• **WHAT IS BEING ASKED**
Each line of the entries that mentions the string "http" needs to be reported.

Data items:
----------

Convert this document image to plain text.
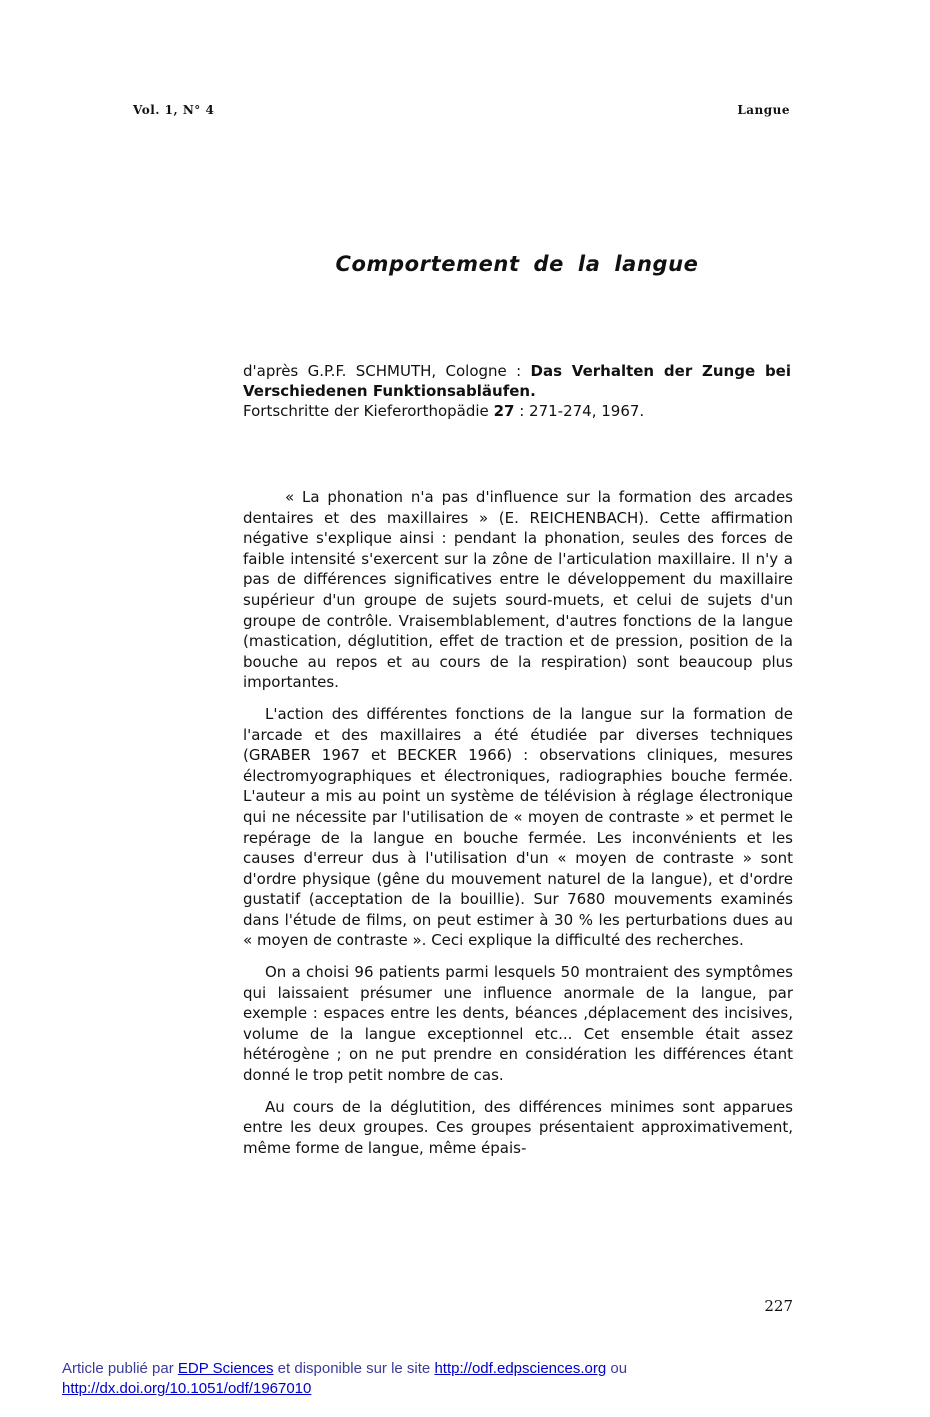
Vol. 1, N° 4	Langue
Comportement de la langue
d'après G.P.F. SCHMUTH, Cologne : Das Verhalten der Zunge bei Verschiedenen Funktionsabläufen.
Fortschritte der Kieferorthopädie 27 : 271-274, 1967.

« La phonation n'a pas d'influence sur la formation des arcades dentaires et des maxillaires » (E. REICHENBACH). Cette affirmation négative s'explique ainsi : pendant la phonation, seules des forces de faible intensité s'exercent sur la zône de l'articulation maxillaire. Il n'y a pas de différences significatives entre le développement du maxillaire supérieur d'un groupe de sujets sourd-muets, et celui de sujets d'un groupe de contrôle. Vraisemblablement, d'autres fonctions de la langue (mastication, déglutition, effet de traction et de pression, position de la bouche au repos et au cours de la respiration) sont beaucoup plus importantes.

L'action des différentes fonctions de la langue sur la formation de l'arcade et des maxillaires a été étudiée par diverses techniques (GRABER 1967 et BECKER 1966) : observations cliniques, mesures électromyographiques et électroniques, radiographies bouche fermée. L'auteur a mis au point un système de télévision à réglage électronique qui ne nécessite par l'utilisation de « moyen de contraste » et permet le repérage de la langue en bouche fermée. Les inconvénients et les causes d'erreur dus à l'utilisation d'un « moyen de contraste » sont d'ordre physique (gêne du mouvement naturel de la langue), et d'ordre gustatif (acceptation de la bouillie). Sur 7680 mouvements examinés dans l'étude de films, on peut estimer à 30 % les perturbations dues au « moyen de contraste ». Ceci explique la difficulté des recherches.

On a choisi 96 patients parmi lesquels 50 montraient des symptômes qui laissaient présumer une influence anormale de la langue, par exemple : espaces entre les dents, béances ,déplacement des incisives, volume de la langue exceptionnel etc... Cet ensemble était assez hétérogène ; on ne put prendre en considération les différences étant donné le trop petit nombre de cas.

Au cours de la déglutition, des différences minimes sont apparues entre les deux groupes. Ces groupes présentaient approximativement, même forme de langue, même épais-

227
Article publié par EDP Sciences et disponible sur le site http://odf.edpsciences.org ou
http://dx.doi.org/10.1051/odf/1967010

----------

• **OUTPUT**
Article publié par EDP Sciences et disponible sur le site http://odf.edpsciences.org ou
http://dx.doi.org/10.1051/odf/1967010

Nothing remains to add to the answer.